- _Required work_:
Pull out from the material below all lines with "Americans".

- _Provided data_:
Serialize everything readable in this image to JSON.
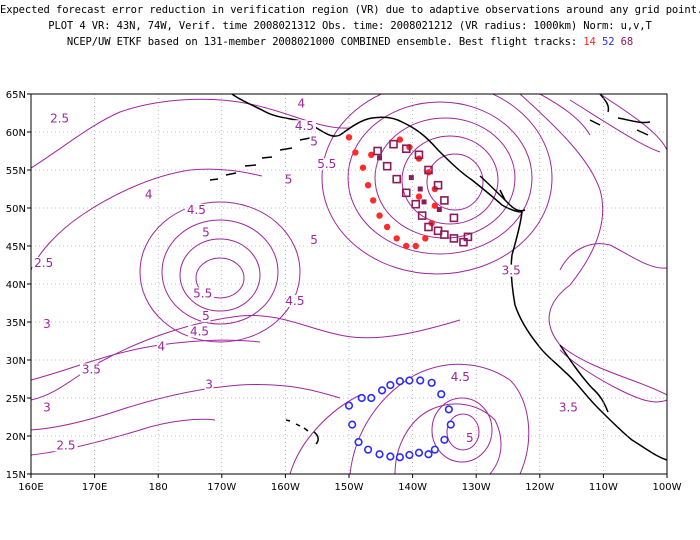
{
  "title": {
    "line1": "Expected forecast error reduction in verification region (VR) due to adaptive observations around any grid point.",
    "line2": "PLOT 4 VR: 43N, 74W, Verif. time 2008021312 Obs. time: 2008021212 (VR radius: 1000km) Norm: u,v,T",
    "line3_prefix": "NCEP/UW ETKF based on 131-member 2008021000 COMBINED ensemble.  Best flight tracks: ",
    "flight_a": "14",
    "flight_b": "52",
    "flight_c": "68"
  },
  "colors": {
    "contour": "#a0269e",
    "flight_14": "#ff2a2a",
    "flight_52": "#2a2aff",
    "flight_68": "#8b1a5a"
  },
  "axes": {
    "lon_labels": [
      "160E",
      "170E",
      "180",
      "170W",
      "160W",
      "150W",
      "140W",
      "130W",
      "120W",
      "110W",
      "100W"
    ],
    "lat_labels": [
      "65N",
      "60N",
      "55N",
      "50N",
      "45N",
      "40N",
      "35N",
      "30N",
      "25N",
      "20N",
      "15N"
    ],
    "lon_range": [
      160,
      260
    ],
    "lat_range": [
      15,
      65
    ],
    "grid": true
  },
  "contour_labels": [
    {
      "text": "2.5",
      "lon": 164.5,
      "lat": 61.5
    },
    {
      "text": "4",
      "lon": 202.5,
      "lat": 63.5
    },
    {
      "text": "4.5",
      "lon": 203,
      "lat": 60.5
    },
    {
      "text": "5",
      "lon": 204.5,
      "lat": 58.5
    },
    {
      "text": "5.5",
      "lon": 206.5,
      "lat": 55.5
    },
    {
      "text": "5",
      "lon": 200.5,
      "lat": 53.5
    },
    {
      "text": "4",
      "lon": 178.5,
      "lat": 51.5
    },
    {
      "text": "4.5",
      "lon": 186,
      "lat": 49.5
    },
    {
      "text": "5",
      "lon": 187.5,
      "lat": 46.5
    },
    {
      "text": "2.5",
      "lon": 162,
      "lat": 42.5
    },
    {
      "text": "5.5",
      "lon": 187,
      "lat": 38.5
    },
    {
      "text": "5",
      "lon": 187.5,
      "lat": 35.5
    },
    {
      "text": "4.5",
      "lon": 186.5,
      "lat": 33.5
    },
    {
      "text": "4.5",
      "lon": 201.5,
      "lat": 37.5
    },
    {
      "text": "5",
      "lon": 204.5,
      "lat": 45.5
    },
    {
      "text": "3.5",
      "lon": 235.5,
      "lat": 41.5
    },
    {
      "text": "3",
      "lon": 162.5,
      "lat": 34.5
    },
    {
      "text": "4",
      "lon": 180.5,
      "lat": 31.5
    },
    {
      "text": "3.5",
      "lon": 169.5,
      "lat": 28.5
    },
    {
      "text": "3",
      "lon": 188,
      "lat": 26.5
    },
    {
      "text": "3",
      "lon": 162.5,
      "lat": 23.5
    },
    {
      "text": "2.5",
      "lon": 165.5,
      "lat": 18.5
    },
    {
      "text": "4.5",
      "lon": 227.5,
      "lat": 27.5
    },
    {
      "text": "3.5",
      "lon": 244.5,
      "lat": 23.5
    },
    {
      "text": "5",
      "lon": 229,
      "lat": 19.5
    }
  ],
  "flight_14_points": [
    [
      210,
      59.3
    ],
    [
      211,
      57.3
    ],
    [
      212.2,
      55.3
    ],
    [
      213,
      53
    ],
    [
      213.8,
      51
    ],
    [
      214.8,
      49
    ],
    [
      216,
      47.5
    ],
    [
      217.5,
      46
    ],
    [
      219,
      45
    ],
    [
      220.5,
      45
    ],
    [
      222,
      46
    ],
    [
      223,
      48
    ],
    [
      223.5,
      50.3
    ],
    [
      223.5,
      52.5
    ],
    [
      222.5,
      54.7
    ],
    [
      221,
      56.5
    ],
    [
      219.5,
      58
    ],
    [
      213.5,
      57
    ],
    [
      218,
      59
    ],
    [
      221,
      51.5
    ]
  ],
  "flight_52_points": [
    [
      210,
      24
    ],
    [
      210.5,
      21.5
    ],
    [
      211.5,
      19.2
    ],
    [
      213,
      18.2
    ],
    [
      214.8,
      17.6
    ],
    [
      216.5,
      17.3
    ],
    [
      218,
      17.2
    ],
    [
      219.5,
      17.5
    ],
    [
      221,
      17.8
    ],
    [
      222.5,
      17.6
    ],
    [
      223.5,
      18.2
    ],
    [
      225,
      19.5
    ],
    [
      226,
      21.5
    ],
    [
      225.7,
      23.5
    ],
    [
      224.5,
      25.5
    ],
    [
      223,
      27
    ],
    [
      221.2,
      27.3
    ],
    [
      219.5,
      27.3
    ],
    [
      218,
      27.2
    ],
    [
      216.5,
      26.7
    ],
    [
      215.2,
      26
    ],
    [
      213.5,
      25
    ],
    [
      212,
      25
    ]
  ],
  "flight_68_points": [
    [
      214.5,
      57.5
    ],
    [
      216,
      55.5
    ],
    [
      217.5,
      53.8
    ],
    [
      219,
      52
    ],
    [
      220.5,
      50.5
    ],
    [
      221.5,
      49
    ],
    [
      222.5,
      47.5
    ],
    [
      224,
      47
    ],
    [
      225,
      46.5
    ],
    [
      226.5,
      46
    ],
    [
      228,
      45.5
    ],
    [
      228.7,
      46.2
    ],
    [
      226.5,
      48.7
    ],
    [
      225,
      51
    ],
    [
      224,
      53
    ],
    [
      222.5,
      55
    ],
    [
      221,
      57
    ],
    [
      219,
      57.8
    ],
    [
      217,
      58.4
    ]
  ],
  "flight_68_small_points": [
    [
      214.8,
      56.6
    ],
    [
      219.8,
      54
    ],
    [
      221.2,
      52.5
    ],
    [
      221.8,
      50.8
    ],
    [
      224.2,
      49.8
    ]
  ]
}
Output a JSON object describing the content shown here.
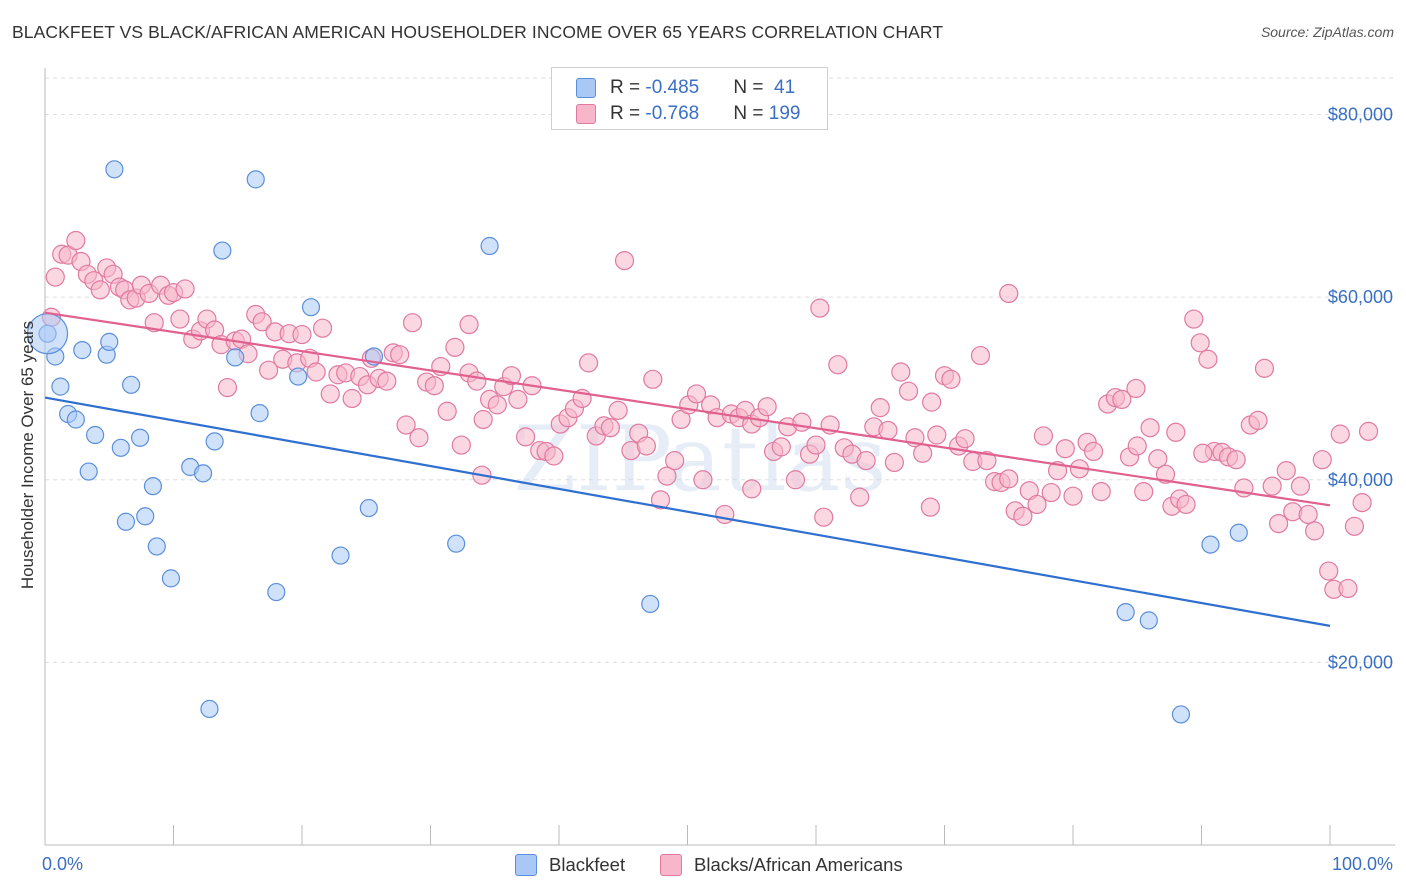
{
  "header": {
    "title": "BLACKFEET VS BLACK/AFRICAN AMERICAN HOUSEHOLDER INCOME OVER 65 YEARS CORRELATION CHART",
    "source": "Source: ZipAtlas.com"
  },
  "watermark": "ZIPatlas",
  "legend": {
    "rows": [
      {
        "r_label": "R = ",
        "r_value": "-0.485",
        "n_label": "N = ",
        "n_value": " 41",
        "color": "#a9c8f5"
      },
      {
        "r_label": "R = ",
        "r_value": "-0.768",
        "n_label": "N = ",
        "n_value": "199",
        "color": "#f7b6ca"
      }
    ]
  },
  "bottom_legend": [
    {
      "label": "Blackfeet",
      "color": "#a9c8f5"
    },
    {
      "label": "Blacks/African Americans",
      "color": "#f7b6ca"
    }
  ],
  "colors": {
    "blue_fill": "#a9c8f5",
    "blue_stroke": "#5b8fd9",
    "blue_line": "#2f6fd0",
    "pink_fill": "#f7b6ca",
    "pink_stroke": "#e07aa0",
    "pink_line": "#e0608e",
    "grid": "#dddddd",
    "tick_text": "#3a6fc4"
  },
  "chart_data": {
    "type": "scatter",
    "title": "BLACKFEET VS BLACK/AFRICAN AMERICAN HOUSEHOLDER INCOME OVER 65 YEARS CORRELATION CHART",
    "xlabel": "",
    "ylabel": "Householder Income Over 65 years",
    "xlim": [
      0,
      100
    ],
    "ylim": [
      0,
      84000
    ],
    "x_tick_labels": [
      "0.0%",
      "100.0%"
    ],
    "y_ticks": [
      20000,
      40000,
      60000,
      80000
    ],
    "y_tick_labels": [
      "$20,000",
      "$40,000",
      "$60,000",
      "$80,000"
    ],
    "grid": true,
    "legend_position": "top-center",
    "series": [
      {
        "name": "Blackfeet",
        "trend": {
          "x": [
            0,
            100
          ],
          "y": [
            49000,
            24000
          ]
        },
        "points": [
          [
            0.2,
            56000
          ],
          [
            0.8,
            53500
          ],
          [
            1.2,
            50200
          ],
          [
            1.8,
            47200
          ],
          [
            2.4,
            46600
          ],
          [
            2.9,
            54200
          ],
          [
            3.4,
            40900
          ],
          [
            3.9,
            44900
          ],
          [
            4.8,
            53700
          ],
          [
            5.0,
            55100
          ],
          [
            5.4,
            74000
          ],
          [
            5.9,
            43500
          ],
          [
            6.3,
            35400
          ],
          [
            6.7,
            50400
          ],
          [
            7.4,
            44600
          ],
          [
            7.8,
            36000
          ],
          [
            8.4,
            39300
          ],
          [
            8.7,
            32700
          ],
          [
            9.8,
            29200
          ],
          [
            11.3,
            41400
          ],
          [
            12.3,
            40700
          ],
          [
            12.8,
            14900
          ],
          [
            13.2,
            44200
          ],
          [
            13.8,
            65100
          ],
          [
            14.8,
            53400
          ],
          [
            16.4,
            72900
          ],
          [
            16.7,
            47300
          ],
          [
            18.0,
            27700
          ],
          [
            19.7,
            51300
          ],
          [
            20.7,
            58900
          ],
          [
            23.0,
            31700
          ],
          [
            25.2,
            36900
          ],
          [
            25.6,
            53500
          ],
          [
            32.0,
            33000
          ],
          [
            34.6,
            65600
          ],
          [
            47.1,
            26400
          ],
          [
            84.1,
            25500
          ],
          [
            85.9,
            24600
          ],
          [
            88.4,
            14300
          ],
          [
            90.7,
            32900
          ],
          [
            92.9,
            34200
          ]
        ]
      },
      {
        "name": "Blacks/African Americans",
        "trend": {
          "x": [
            0,
            100
          ],
          "y": [
            58300,
            37200
          ]
        },
        "points": [
          [
            0.5,
            57800
          ],
          [
            0.8,
            62200
          ],
          [
            1.3,
            64700
          ],
          [
            1.8,
            64600
          ],
          [
            2.4,
            66200
          ],
          [
            2.8,
            63900
          ],
          [
            3.3,
            62500
          ],
          [
            3.8,
            61800
          ],
          [
            4.3,
            60800
          ],
          [
            4.8,
            63200
          ],
          [
            5.3,
            62500
          ],
          [
            5.8,
            61100
          ],
          [
            6.2,
            60800
          ],
          [
            6.6,
            59700
          ],
          [
            7.1,
            59900
          ],
          [
            7.5,
            61300
          ],
          [
            8.1,
            60400
          ],
          [
            8.5,
            57200
          ],
          [
            9.0,
            61300
          ],
          [
            9.6,
            60200
          ],
          [
            10.0,
            60500
          ],
          [
            10.5,
            57600
          ],
          [
            10.9,
            60900
          ],
          [
            11.5,
            55400
          ],
          [
            12.1,
            56300
          ],
          [
            12.6,
            57600
          ],
          [
            13.2,
            56400
          ],
          [
            13.7,
            54800
          ],
          [
            14.2,
            50100
          ],
          [
            14.8,
            55200
          ],
          [
            15.3,
            55400
          ],
          [
            15.8,
            53800
          ],
          [
            16.4,
            58100
          ],
          [
            16.9,
            57300
          ],
          [
            17.4,
            52000
          ],
          [
            17.9,
            56200
          ],
          [
            18.5,
            53200
          ],
          [
            19.0,
            56000
          ],
          [
            19.6,
            52800
          ],
          [
            20.0,
            55900
          ],
          [
            20.6,
            53300
          ],
          [
            21.1,
            51800
          ],
          [
            21.6,
            56600
          ],
          [
            22.2,
            49400
          ],
          [
            22.8,
            51500
          ],
          [
            23.4,
            51700
          ],
          [
            23.9,
            48900
          ],
          [
            24.5,
            51300
          ],
          [
            25.1,
            50400
          ],
          [
            25.4,
            53300
          ],
          [
            26.0,
            51100
          ],
          [
            26.6,
            50800
          ],
          [
            27.1,
            53900
          ],
          [
            27.6,
            53700
          ],
          [
            28.1,
            46000
          ],
          [
            28.6,
            57200
          ],
          [
            29.1,
            44600
          ],
          [
            29.7,
            50700
          ],
          [
            30.3,
            50300
          ],
          [
            30.8,
            52400
          ],
          [
            31.3,
            47500
          ],
          [
            31.9,
            54500
          ],
          [
            32.4,
            43800
          ],
          [
            33.0,
            51700
          ],
          [
            33.6,
            50800
          ],
          [
            34.1,
            46600
          ],
          [
            34.6,
            48800
          ],
          [
            35.2,
            48200
          ],
          [
            35.7,
            50200
          ],
          [
            36.3,
            51400
          ],
          [
            36.8,
            48800
          ],
          [
            37.4,
            44700
          ],
          [
            37.9,
            50300
          ],
          [
            38.5,
            43200
          ],
          [
            39.0,
            43100
          ],
          [
            39.6,
            42600
          ],
          [
            40.1,
            46100
          ],
          [
            40.7,
            46800
          ],
          [
            41.2,
            47800
          ],
          [
            41.8,
            48900
          ],
          [
            42.3,
            52800
          ],
          [
            42.9,
            44800
          ],
          [
            43.5,
            45900
          ],
          [
            44.0,
            45700
          ],
          [
            44.6,
            47600
          ],
          [
            45.1,
            64000
          ],
          [
            45.6,
            43200
          ],
          [
            46.2,
            45100
          ],
          [
            46.8,
            43700
          ],
          [
            47.3,
            51000
          ],
          [
            47.9,
            37800
          ],
          [
            48.4,
            40400
          ],
          [
            49.0,
            42100
          ],
          [
            49.5,
            46600
          ],
          [
            50.1,
            48200
          ],
          [
            50.7,
            49400
          ],
          [
            51.2,
            40000
          ],
          [
            51.8,
            48200
          ],
          [
            52.3,
            46800
          ],
          [
            52.9,
            36200
          ],
          [
            53.4,
            47200
          ],
          [
            54.0,
            46800
          ],
          [
            54.5,
            47600
          ],
          [
            55.0,
            46100
          ],
          [
            55.6,
            46800
          ],
          [
            56.2,
            48000
          ],
          [
            56.7,
            43100
          ],
          [
            57.3,
            43600
          ],
          [
            57.8,
            45800
          ],
          [
            58.4,
            40000
          ],
          [
            58.9,
            46300
          ],
          [
            59.5,
            42800
          ],
          [
            60.0,
            43800
          ],
          [
            60.6,
            35900
          ],
          [
            61.1,
            46000
          ],
          [
            61.7,
            52600
          ],
          [
            62.2,
            43500
          ],
          [
            62.8,
            42800
          ],
          [
            63.4,
            38100
          ],
          [
            63.9,
            42100
          ],
          [
            64.5,
            45800
          ],
          [
            65.0,
            47900
          ],
          [
            65.6,
            45400
          ],
          [
            66.1,
            41900
          ],
          [
            66.6,
            51800
          ],
          [
            67.2,
            49700
          ],
          [
            67.7,
            44600
          ],
          [
            68.3,
            42900
          ],
          [
            68.9,
            37000
          ],
          [
            69.4,
            44900
          ],
          [
            70.0,
            51400
          ],
          [
            70.5,
            51000
          ],
          [
            71.1,
            43700
          ],
          [
            71.6,
            44500
          ],
          [
            72.2,
            42000
          ],
          [
            72.8,
            53600
          ],
          [
            73.3,
            42100
          ],
          [
            73.9,
            39800
          ],
          [
            74.4,
            39700
          ],
          [
            75.0,
            40100
          ],
          [
            75.5,
            36600
          ],
          [
            76.1,
            36000
          ],
          [
            76.6,
            38800
          ],
          [
            77.2,
            37300
          ],
          [
            77.7,
            44800
          ],
          [
            78.3,
            38600
          ],
          [
            78.8,
            41000
          ],
          [
            79.4,
            43400
          ],
          [
            80.0,
            38200
          ],
          [
            80.5,
            41200
          ],
          [
            81.1,
            44100
          ],
          [
            81.6,
            43100
          ],
          [
            82.2,
            38700
          ],
          [
            82.7,
            48300
          ],
          [
            83.3,
            49000
          ],
          [
            83.8,
            48800
          ],
          [
            84.4,
            42500
          ],
          [
            84.9,
            50000
          ],
          [
            85.5,
            38700
          ],
          [
            86.0,
            45700
          ],
          [
            86.6,
            42300
          ],
          [
            87.2,
            40600
          ],
          [
            87.7,
            37100
          ],
          [
            88.3,
            37900
          ],
          [
            88.8,
            37300
          ],
          [
            89.4,
            57600
          ],
          [
            89.9,
            55000
          ],
          [
            90.5,
            53200
          ],
          [
            91.0,
            43100
          ],
          [
            91.6,
            43000
          ],
          [
            92.1,
            42500
          ],
          [
            92.7,
            42200
          ],
          [
            93.3,
            39100
          ],
          [
            93.8,
            46000
          ],
          [
            94.4,
            46500
          ],
          [
            94.9,
            52200
          ],
          [
            95.5,
            39300
          ],
          [
            96.0,
            35200
          ],
          [
            96.6,
            41000
          ],
          [
            97.1,
            36500
          ],
          [
            97.7,
            39300
          ],
          [
            98.3,
            36200
          ],
          [
            98.8,
            34400
          ],
          [
            99.4,
            42200
          ],
          [
            99.9,
            30000
          ],
          [
            100.3,
            28000
          ],
          [
            100.8,
            45000
          ],
          [
            101.4,
            28100
          ],
          [
            101.9,
            34900
          ],
          [
            102.5,
            37500
          ],
          [
            103.0,
            45300
          ],
          [
            90.1,
            42900
          ],
          [
            88.0,
            45200
          ],
          [
            69.0,
            48500
          ],
          [
            60.3,
            58800
          ],
          [
            55.0,
            39000
          ],
          [
            33.0,
            57000
          ],
          [
            34.0,
            40500
          ],
          [
            75.0,
            60400
          ],
          [
            85.0,
            43700
          ]
        ]
      }
    ]
  }
}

- _Solution_:
      "label": "Blacks/African Americans",
        "name": "Blacks/African Americans",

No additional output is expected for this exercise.